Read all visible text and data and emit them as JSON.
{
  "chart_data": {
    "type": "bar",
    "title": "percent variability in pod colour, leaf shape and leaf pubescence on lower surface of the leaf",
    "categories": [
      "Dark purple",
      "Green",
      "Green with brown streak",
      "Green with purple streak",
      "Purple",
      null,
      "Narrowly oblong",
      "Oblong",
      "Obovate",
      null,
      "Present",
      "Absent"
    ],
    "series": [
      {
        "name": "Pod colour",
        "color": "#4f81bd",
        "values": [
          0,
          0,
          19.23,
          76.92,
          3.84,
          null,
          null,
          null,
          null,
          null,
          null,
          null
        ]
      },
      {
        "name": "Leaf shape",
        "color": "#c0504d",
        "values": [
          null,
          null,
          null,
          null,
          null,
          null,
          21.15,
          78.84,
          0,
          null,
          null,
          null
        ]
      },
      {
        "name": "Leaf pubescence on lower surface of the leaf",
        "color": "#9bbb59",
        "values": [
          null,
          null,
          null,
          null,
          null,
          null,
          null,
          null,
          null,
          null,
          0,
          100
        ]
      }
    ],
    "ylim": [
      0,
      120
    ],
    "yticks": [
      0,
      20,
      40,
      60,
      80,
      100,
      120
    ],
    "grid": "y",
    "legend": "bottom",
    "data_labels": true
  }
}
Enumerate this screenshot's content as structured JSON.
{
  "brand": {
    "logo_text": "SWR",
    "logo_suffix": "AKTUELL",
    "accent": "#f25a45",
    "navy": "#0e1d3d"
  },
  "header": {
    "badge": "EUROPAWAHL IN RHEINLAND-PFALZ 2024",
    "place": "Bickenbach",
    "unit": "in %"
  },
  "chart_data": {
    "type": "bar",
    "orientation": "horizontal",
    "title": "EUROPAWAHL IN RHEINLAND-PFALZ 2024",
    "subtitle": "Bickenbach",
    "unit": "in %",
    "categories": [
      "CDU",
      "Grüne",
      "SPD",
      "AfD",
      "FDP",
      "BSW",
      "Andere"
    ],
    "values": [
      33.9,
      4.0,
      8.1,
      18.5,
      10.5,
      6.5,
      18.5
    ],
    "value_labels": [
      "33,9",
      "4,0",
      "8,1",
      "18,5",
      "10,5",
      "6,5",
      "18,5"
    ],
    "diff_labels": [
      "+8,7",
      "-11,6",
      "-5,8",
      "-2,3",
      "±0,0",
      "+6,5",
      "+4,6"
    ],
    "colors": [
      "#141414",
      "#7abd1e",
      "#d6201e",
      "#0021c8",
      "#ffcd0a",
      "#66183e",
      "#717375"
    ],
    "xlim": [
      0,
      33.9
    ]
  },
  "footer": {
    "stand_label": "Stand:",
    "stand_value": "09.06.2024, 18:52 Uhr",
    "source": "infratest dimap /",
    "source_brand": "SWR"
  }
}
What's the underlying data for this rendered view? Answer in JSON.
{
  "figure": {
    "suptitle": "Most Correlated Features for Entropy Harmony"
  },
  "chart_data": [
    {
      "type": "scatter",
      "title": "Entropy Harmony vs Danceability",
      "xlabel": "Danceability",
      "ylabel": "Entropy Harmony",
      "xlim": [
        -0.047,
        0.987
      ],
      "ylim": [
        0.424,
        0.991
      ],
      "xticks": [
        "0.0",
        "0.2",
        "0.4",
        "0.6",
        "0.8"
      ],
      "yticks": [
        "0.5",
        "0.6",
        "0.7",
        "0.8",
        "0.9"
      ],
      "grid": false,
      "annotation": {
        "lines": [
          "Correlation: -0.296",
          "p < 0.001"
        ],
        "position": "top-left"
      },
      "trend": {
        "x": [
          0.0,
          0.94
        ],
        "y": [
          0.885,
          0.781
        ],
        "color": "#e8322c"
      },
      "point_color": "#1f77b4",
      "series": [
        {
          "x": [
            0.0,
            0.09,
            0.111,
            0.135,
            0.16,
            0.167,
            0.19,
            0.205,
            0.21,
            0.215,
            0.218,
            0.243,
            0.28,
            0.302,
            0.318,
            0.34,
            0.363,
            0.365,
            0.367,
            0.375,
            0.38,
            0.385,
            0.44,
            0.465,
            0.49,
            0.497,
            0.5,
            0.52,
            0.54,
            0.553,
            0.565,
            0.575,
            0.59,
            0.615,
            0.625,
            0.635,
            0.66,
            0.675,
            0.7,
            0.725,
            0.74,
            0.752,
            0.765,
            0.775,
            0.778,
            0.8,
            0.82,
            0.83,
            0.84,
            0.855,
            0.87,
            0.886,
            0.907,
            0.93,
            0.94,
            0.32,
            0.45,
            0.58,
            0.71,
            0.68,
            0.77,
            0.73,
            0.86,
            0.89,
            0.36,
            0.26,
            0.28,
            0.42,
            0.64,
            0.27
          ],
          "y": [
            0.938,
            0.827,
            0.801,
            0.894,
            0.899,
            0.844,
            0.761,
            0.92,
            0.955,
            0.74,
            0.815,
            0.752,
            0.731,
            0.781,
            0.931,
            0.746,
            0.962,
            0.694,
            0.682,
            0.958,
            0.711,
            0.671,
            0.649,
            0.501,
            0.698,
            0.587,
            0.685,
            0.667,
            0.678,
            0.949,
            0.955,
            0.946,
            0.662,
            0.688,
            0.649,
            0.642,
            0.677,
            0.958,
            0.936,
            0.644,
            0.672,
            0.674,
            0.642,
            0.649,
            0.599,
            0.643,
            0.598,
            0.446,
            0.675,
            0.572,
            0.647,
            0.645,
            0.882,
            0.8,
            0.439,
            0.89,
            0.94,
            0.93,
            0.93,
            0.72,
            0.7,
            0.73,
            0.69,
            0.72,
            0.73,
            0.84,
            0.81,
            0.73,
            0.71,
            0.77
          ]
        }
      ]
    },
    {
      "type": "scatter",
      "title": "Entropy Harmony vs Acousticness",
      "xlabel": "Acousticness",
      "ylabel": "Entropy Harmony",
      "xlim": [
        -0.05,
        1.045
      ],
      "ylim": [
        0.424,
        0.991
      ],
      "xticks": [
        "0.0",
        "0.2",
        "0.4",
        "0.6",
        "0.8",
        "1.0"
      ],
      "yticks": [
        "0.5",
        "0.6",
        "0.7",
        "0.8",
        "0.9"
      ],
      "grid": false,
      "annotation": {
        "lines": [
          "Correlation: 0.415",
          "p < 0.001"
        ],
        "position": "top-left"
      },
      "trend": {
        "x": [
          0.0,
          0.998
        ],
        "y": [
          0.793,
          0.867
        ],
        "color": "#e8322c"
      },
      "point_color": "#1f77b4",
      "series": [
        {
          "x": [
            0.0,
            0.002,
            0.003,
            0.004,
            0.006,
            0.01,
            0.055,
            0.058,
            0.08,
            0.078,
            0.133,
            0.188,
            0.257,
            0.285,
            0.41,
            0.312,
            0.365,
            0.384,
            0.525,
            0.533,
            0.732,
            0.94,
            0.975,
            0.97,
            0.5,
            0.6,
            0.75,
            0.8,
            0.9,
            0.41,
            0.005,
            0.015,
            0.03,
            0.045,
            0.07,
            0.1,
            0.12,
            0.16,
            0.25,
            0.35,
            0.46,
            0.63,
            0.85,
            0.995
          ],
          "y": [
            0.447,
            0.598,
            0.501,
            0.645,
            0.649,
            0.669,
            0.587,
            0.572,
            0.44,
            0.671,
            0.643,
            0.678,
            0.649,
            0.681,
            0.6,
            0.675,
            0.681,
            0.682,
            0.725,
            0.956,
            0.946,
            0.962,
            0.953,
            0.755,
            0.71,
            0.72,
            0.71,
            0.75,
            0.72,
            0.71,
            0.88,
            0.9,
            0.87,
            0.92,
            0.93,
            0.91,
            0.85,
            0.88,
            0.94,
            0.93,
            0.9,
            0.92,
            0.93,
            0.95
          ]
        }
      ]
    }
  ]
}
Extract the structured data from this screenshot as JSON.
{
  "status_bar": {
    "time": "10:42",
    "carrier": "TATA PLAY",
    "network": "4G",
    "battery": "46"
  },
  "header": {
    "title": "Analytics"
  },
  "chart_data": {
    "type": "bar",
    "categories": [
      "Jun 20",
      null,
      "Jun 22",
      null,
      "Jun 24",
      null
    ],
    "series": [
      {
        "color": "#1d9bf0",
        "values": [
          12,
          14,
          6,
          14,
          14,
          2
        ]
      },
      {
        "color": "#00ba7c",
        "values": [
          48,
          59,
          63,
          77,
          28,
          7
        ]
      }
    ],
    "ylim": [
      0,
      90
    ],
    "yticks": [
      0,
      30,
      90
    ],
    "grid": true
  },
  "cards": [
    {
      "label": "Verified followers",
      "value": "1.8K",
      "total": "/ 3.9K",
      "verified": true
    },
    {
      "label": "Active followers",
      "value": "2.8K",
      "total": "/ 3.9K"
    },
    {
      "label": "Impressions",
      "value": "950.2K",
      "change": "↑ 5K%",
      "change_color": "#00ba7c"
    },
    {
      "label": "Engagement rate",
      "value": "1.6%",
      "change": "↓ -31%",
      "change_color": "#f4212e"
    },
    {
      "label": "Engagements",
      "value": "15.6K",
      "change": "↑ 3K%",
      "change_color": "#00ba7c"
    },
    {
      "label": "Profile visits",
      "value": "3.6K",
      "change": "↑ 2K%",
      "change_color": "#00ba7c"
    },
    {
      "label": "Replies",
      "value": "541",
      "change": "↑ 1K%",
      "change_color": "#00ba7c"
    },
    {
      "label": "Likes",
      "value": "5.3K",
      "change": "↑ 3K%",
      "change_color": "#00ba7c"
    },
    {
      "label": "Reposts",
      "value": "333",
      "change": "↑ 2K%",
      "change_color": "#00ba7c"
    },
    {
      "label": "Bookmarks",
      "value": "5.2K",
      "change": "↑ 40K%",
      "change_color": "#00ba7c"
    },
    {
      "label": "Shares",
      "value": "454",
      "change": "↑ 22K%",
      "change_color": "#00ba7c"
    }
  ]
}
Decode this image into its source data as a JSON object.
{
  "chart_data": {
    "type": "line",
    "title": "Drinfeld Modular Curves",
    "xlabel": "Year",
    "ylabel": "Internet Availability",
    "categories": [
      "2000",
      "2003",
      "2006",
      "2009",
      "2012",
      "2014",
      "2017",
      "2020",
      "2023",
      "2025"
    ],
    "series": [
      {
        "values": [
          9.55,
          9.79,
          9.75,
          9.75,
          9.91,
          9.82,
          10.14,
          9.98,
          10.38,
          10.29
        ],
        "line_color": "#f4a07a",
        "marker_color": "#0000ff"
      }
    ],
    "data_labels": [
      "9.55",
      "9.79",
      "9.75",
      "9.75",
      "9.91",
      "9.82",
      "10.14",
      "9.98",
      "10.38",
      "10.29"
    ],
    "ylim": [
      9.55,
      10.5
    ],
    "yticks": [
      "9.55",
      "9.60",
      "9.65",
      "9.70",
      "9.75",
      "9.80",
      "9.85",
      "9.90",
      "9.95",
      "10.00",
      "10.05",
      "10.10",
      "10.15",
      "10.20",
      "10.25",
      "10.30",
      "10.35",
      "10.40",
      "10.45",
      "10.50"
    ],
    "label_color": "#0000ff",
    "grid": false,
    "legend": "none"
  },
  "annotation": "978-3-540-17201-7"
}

# Your instructions:
Read through the data and copy every line where "xlabel" shows up.

# Written reply:
      "xlabel": "Danceability",
      "xlabel": "Acousticness",
    "xlabel": "Year",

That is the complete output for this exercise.